Task goal: Reproduce each of the lines word for word.

Dataset items
========
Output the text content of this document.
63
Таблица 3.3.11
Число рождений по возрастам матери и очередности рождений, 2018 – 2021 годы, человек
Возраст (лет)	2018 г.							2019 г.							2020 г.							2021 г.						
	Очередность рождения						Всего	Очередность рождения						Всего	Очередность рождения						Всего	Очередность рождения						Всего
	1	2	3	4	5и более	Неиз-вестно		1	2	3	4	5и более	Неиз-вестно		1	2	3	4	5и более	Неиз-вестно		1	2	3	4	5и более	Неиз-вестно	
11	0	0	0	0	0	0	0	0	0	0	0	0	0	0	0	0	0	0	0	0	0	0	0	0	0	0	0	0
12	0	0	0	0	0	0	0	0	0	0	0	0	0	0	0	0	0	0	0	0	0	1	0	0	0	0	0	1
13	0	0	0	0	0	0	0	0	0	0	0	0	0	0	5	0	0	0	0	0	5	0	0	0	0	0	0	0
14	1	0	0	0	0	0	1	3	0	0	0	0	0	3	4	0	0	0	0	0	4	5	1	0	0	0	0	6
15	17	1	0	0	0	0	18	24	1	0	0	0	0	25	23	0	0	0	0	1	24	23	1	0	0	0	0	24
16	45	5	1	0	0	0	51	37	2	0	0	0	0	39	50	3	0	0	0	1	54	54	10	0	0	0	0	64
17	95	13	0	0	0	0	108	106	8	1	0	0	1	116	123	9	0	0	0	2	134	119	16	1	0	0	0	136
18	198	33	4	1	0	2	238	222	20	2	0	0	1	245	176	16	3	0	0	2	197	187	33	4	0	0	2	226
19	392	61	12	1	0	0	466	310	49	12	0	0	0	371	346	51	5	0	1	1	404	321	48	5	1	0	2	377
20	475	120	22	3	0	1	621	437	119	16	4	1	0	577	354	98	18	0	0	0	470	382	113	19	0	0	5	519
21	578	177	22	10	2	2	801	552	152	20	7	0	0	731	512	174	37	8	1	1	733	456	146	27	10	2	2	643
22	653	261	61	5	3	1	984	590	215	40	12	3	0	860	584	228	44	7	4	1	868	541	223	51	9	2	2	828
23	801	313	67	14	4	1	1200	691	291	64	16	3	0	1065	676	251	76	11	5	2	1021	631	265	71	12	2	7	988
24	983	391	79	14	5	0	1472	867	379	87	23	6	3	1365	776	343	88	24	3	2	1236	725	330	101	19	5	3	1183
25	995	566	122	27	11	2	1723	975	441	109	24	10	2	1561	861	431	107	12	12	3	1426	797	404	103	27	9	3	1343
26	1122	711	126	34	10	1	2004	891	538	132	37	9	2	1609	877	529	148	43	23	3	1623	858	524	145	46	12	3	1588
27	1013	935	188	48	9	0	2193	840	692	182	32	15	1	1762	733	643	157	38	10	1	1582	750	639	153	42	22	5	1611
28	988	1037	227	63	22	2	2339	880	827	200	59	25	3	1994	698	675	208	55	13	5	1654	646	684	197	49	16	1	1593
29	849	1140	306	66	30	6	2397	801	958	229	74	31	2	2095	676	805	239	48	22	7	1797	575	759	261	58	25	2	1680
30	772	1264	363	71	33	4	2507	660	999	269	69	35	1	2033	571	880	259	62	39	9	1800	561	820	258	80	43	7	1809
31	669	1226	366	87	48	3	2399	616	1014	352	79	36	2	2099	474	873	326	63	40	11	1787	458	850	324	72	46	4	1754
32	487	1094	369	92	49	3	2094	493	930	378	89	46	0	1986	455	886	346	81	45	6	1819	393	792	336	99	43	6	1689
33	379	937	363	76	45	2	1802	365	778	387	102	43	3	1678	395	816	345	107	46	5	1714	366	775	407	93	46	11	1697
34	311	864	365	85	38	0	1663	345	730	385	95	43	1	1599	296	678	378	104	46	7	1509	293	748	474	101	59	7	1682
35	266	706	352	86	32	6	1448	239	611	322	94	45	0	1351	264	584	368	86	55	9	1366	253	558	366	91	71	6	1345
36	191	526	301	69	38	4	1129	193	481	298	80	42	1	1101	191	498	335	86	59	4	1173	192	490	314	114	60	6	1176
========
Response for this exercise:
Output the text content of this document.
63
Таблица 3.3.11
Число рождений по возрастам матери и очередности рождений, 2018 – 2021 годы, человек
Возраст (лет)	2018 г.							2019 г.							2020 г.							2021 г.						
	Очередность рождения						Всего	Очередность рождения						Всего	Очередность рождения						Всего	Очередность рождения						Всего
	1	2	3	4	5и более	Неиз-вестно		1	2	3	4	5и более	Неиз-вестно		1	2	3	4	5и более	Неиз-вестно		1	2	3	4	5и более	Неиз-вестно	
11	0	0	0	0	0	0	0	0	0	0	0	0	0	0	0	0	0	0	0	0	0	0	0	0	0	0	0	0
12	0	0	0	0	0	0	0	0	0	0	0	0	0	0	0	0	0	0	0	0	0	1	0	0	0	0	0	1
13	0	0	0	0	0	0	0	0	0	0	0	0	0	0	5	0	0	0	0	0	5	0	0	0	0	0	0	0
14	1	0	0	0	0	0	1	3	0	0	0	0	0	3	4	0	0	0	0	0	4	5	1	0	0	0	0	6
15	17	1	0	0	0	0	18	24	1	0	0	0	0	25	23	0	0	0	0	1	24	23	1	0	0	0	0	24
16	45	5	1	0	0	0	51	37	2	0	0	0	0	39	50	3	0	0	0	1	54	54	10	0	0	0	0	64
17	95	13	0	0	0	0	108	106	8	1	0	0	1	116	123	9	0	0	0	2	134	119	16	1	0	0	0	136
18	198	33	4	1	0	2	238	222	20	2	0	0	1	245	176	16	3	0	0	2	197	187	33	4	0	0	2	226
19	392	61	12	1	0	0	466	310	49	12	0	0	0	371	346	51	5	0	1	1	404	321	48	5	1	0	2	377
20	475	120	22	3	0	1	621	437	119	16	4	1	0	577	354	98	18	0	0	0	470	382	113	19	0	0	5	519
21	578	177	22	10	2	2	801	552	152	20	7	0	0	731	512	174	37	8	1	1	733	456	146	27	10	2	2	643
22	653	261	61	5	3	1	984	590	215	40	12	3	0	860	584	228	44	7	4	1	868	541	223	51	9	2	2	828
23	801	313	67	14	4	1	1200	691	291	64	16	3	0	1065	676	251	76	11	5	2	1021	631	265	71	12	2	7	988
24	983	391	79	14	5	0	1472	867	379	87	23	6	3	1365	776	343	88	24	3	2	1236	725	330	101	19	5	3	1183
25	995	566	122	27	11	2	1723	975	441	109	24	10	2	1561	861	431	107	12	12	3	1426	797	404	103	27	9	3	1343
26	1122	711	126	34	10	1	2004	891	538	132	37	9	2	1609	877	529	148	43	23	3	1623	858	524	145	46	12	3	1588
27	1013	935	188	48	9	0	2193	840	692	182	32	15	1	1762	733	643	157	38	10	1	1582	750	639	153	42	22	5	1611
28	988	1037	227	63	22	2	2339	880	827	200	59	25	3	1994	698	675	208	55	13	5	1654	646	684	197	49	16	1	1593
29	849	1140	306	66	30	6	2397	801	958	229	74	31	2	2095	676	805	239	48	22	7	1797	575	759	261	58	25	2	1680
30	772	1264	363	71	33	4	2507	660	999	269	69	35	1	2033	571	880	259	62	39	9	1800	561	820	258	80	43	7	1809
31	669	1226	366	87	48	3	2399	616	1014	352	79	36	2	2099	474	873	326	63	40	11	1787	458	850	324	72	46	4	1754
32	487	1094	369	92	49	3	2094	493	930	378	89	46	0	1986	455	886	346	81	45	6	1819	393	792	336	99	43	6	1689
33	379	937	363	76	45	2	1802	365	778	387	102	43	3	1678	395	816	345	107	46	5	1714	366	775	407	93	46	11	1697
34	311	864	365	85	38	0	1663	345	730	385	95	43	1	1599	296	678	378	104	46	7	1509	293	748	474	101	59	7	1682
35	266	706	352	86	32	6	1448	239	611	322	94	45	0	1351	264	584	368	86	55	9	1366	253	558	366	91	71	6	1345
36	191	526	301	69	38	4	1129	193	481	298	80	42	1	1101	191	498	335	86	59	4	1173	192	490	314	114	60	6	1176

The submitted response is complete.